### Problem
Retype all of the data. Every line must match exactly.

Stored items:
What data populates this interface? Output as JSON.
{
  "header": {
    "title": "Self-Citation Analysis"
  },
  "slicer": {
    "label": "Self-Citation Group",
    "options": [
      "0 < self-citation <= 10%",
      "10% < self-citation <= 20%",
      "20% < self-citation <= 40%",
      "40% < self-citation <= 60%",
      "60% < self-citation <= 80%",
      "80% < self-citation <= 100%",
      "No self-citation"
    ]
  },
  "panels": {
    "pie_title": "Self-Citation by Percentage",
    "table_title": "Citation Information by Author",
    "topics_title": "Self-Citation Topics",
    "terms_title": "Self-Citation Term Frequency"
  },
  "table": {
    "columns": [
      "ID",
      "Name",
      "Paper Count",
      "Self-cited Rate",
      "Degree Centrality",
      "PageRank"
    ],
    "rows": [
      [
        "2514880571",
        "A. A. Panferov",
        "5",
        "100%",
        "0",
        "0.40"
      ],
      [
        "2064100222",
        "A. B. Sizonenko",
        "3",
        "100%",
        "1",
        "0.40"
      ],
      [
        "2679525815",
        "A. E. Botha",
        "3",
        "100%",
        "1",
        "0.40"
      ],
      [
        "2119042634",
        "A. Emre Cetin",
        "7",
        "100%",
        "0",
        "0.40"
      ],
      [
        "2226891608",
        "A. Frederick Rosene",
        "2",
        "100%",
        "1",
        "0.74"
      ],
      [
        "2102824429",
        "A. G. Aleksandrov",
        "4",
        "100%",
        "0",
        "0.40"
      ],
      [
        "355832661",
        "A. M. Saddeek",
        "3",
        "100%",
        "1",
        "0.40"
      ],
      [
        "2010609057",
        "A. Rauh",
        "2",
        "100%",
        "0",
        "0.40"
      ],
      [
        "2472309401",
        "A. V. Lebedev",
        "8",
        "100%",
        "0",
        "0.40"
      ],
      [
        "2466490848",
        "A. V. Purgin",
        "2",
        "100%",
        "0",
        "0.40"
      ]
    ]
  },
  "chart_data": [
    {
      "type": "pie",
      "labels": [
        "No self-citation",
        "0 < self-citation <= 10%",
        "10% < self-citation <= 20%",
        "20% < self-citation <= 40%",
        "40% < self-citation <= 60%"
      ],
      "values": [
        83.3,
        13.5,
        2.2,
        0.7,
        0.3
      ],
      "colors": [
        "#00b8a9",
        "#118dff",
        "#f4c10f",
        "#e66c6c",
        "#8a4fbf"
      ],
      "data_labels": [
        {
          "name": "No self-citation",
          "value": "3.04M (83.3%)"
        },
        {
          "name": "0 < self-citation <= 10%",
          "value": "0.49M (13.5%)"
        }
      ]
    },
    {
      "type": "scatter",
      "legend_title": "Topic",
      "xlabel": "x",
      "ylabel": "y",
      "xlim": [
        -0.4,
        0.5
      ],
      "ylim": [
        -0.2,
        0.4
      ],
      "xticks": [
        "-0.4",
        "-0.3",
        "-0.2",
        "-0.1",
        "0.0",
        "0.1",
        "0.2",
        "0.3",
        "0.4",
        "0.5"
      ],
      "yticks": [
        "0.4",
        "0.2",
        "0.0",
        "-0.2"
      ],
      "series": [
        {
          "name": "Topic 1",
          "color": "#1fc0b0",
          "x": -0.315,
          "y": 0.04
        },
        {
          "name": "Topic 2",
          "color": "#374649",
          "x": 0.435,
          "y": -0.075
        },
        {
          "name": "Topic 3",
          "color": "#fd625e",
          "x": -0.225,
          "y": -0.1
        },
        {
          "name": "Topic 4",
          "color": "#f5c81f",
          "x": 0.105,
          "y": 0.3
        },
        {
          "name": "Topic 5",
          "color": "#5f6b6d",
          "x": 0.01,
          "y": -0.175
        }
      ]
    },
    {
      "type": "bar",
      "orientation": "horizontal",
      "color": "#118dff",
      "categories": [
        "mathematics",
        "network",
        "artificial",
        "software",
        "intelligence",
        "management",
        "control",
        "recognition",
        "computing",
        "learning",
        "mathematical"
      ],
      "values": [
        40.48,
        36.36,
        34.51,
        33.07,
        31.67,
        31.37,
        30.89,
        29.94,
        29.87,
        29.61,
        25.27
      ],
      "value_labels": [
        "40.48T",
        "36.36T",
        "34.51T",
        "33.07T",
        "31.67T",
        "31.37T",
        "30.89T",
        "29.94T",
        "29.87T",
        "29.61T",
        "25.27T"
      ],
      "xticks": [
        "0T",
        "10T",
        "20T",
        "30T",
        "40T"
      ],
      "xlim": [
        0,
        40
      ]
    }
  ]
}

### Final result
What data populates this interface? Output as JSON.
{
  "header": {
    "title": "Self-Citation Analysis"
  },
  "slicer": {
    "label": "Self-Citation Group",
    "options": [
      "0 < self-citation <= 10%",
      "10% < self-citation <= 20%",
      "20% < self-citation <= 40%",
      "40% < self-citation <= 60%",
      "60% < self-citation <= 80%",
      "80% < self-citation <= 100%",
      "No self-citation"
    ]
  },
  "panels": {
    "pie_title": "Self-Citation by Percentage",
    "table_title": "Citation Information by Author",
    "topics_title": "Self-Citation Topics",
    "terms_title": "Self-Citation Term Frequency"
  },
  "table": {
    "columns": [
      "ID",
      "Name",
      "Paper Count",
      "Self-cited Rate",
      "Degree Centrality",
      "PageRank"
    ],
    "rows": [
      [
        "2514880571",
        "A. A. Panferov",
        "5",
        "100%",
        "0",
        "0.40"
      ],
      [
        "2064100222",
        "A. B. Sizonenko",
        "3",
        "100%",
        "1",
        "0.40"
      ],
      [
        "2679525815",
        "A. E. Botha",
        "3",
        "100%",
        "1",
        "0.40"
      ],
      [
        "2119042634",
        "A. Emre Cetin",
        "7",
        "100%",
        "0",
        "0.40"
      ],
      [
        "2226891608",
        "A. Frederick Rosene",
        "2",
        "100%",
        "1",
        "0.74"
      ],
      [
        "2102824429",
        "A. G. Aleksandrov",
        "4",
        "100%",
        "0",
        "0.40"
      ],
      [
        "355832661",
        "A. M. Saddeek",
        "3",
        "100%",
        "1",
        "0.40"
      ],
      [
        "2010609057",
        "A. Rauh",
        "2",
        "100%",
        "0",
        "0.40"
      ],
      [
        "2472309401",
        "A. V. Lebedev",
        "8",
        "100%",
        "0",
        "0.40"
      ],
      [
        "2466490848",
        "A. V. Purgin",
        "2",
        "100%",
        "0",
        "0.40"
      ]
    ]
  },
  "chart_data": [
    {
      "type": "pie",
      "labels": [
        "No self-citation",
        "0 < self-citation <= 10%",
        "10% < self-citation <= 20%",
        "20% < self-citation <= 40%",
        "40% < self-citation <= 60%"
      ],
      "values": [
        83.3,
        13.5,
        2.2,
        0.7,
        0.3
      ],
      "colors": [
        "#00b8a9",
        "#118dff",
        "#f4c10f",
        "#e66c6c",
        "#8a4fbf"
      ],
      "data_labels": [
        {
          "name": "No self-citation",
          "value": "3.04M (83.3%)"
        },
        {
          "name": "0 < self-citation <= 10%",
          "value": "0.49M (13.5%)"
        }
      ]
    },
    {
      "type": "scatter",
      "legend_title": "Topic",
      "xlabel": "x",
      "ylabel": "y",
      "xlim": [
        -0.4,
        0.5
      ],
      "ylim": [
        -0.2,
        0.4
      ],
      "xticks": [
        "-0.4",
        "-0.3",
        "-0.2",
        "-0.1",
        "0.0",
        "0.1",
        "0.2",
        "0.3",
        "0.4",
        "0.5"
      ],
      "yticks": [
        "0.4",
        "0.2",
        "0.0",
        "-0.2"
      ],
      "series": [
        {
          "name": "Topic 1",
          "color": "#1fc0b0",
          "x": -0.315,
          "y": 0.04
        },
        {
          "name": "Topic 2",
          "color": "#374649",
          "x": 0.435,
          "y": -0.075
        },
        {
          "name": "Topic 3",
          "color": "#fd625e",
          "x": -0.225,
          "y": -0.1
        },
        {
          "name": "Topic 4",
          "color": "#f5c81f",
          "x": 0.105,
          "y": 0.3
        },
        {
          "name": "Topic 5",
          "color": "#5f6b6d",
          "x": 0.01,
          "y": -0.175
        }
      ]
    },
    {
      "type": "bar",
      "orientation": "horizontal",
      "color": "#118dff",
      "categories": [
        "mathematics",
        "network",
        "artificial",
        "software",
        "intelligence",
        "management",
        "control",
        "recognition",
        "computing",
        "learning",
        "mathematical"
      ],
      "values": [
        40.48,
        36.36,
        34.51,
        33.07,
        31.67,
        31.37,
        30.89,
        29.94,
        29.87,
        29.61,
        25.27
      ],
      "value_labels": [
        "40.48T",
        "36.36T",
        "34.51T",
        "33.07T",
        "31.67T",
        "31.37T",
        "30.89T",
        "29.94T",
        "29.87T",
        "29.61T",
        "25.27T"
      ],
      "xticks": [
        "0T",
        "10T",
        "20T",
        "30T",
        "40T"
      ],
      "xlim": [
        0,
        40
      ]
    }
  ]
}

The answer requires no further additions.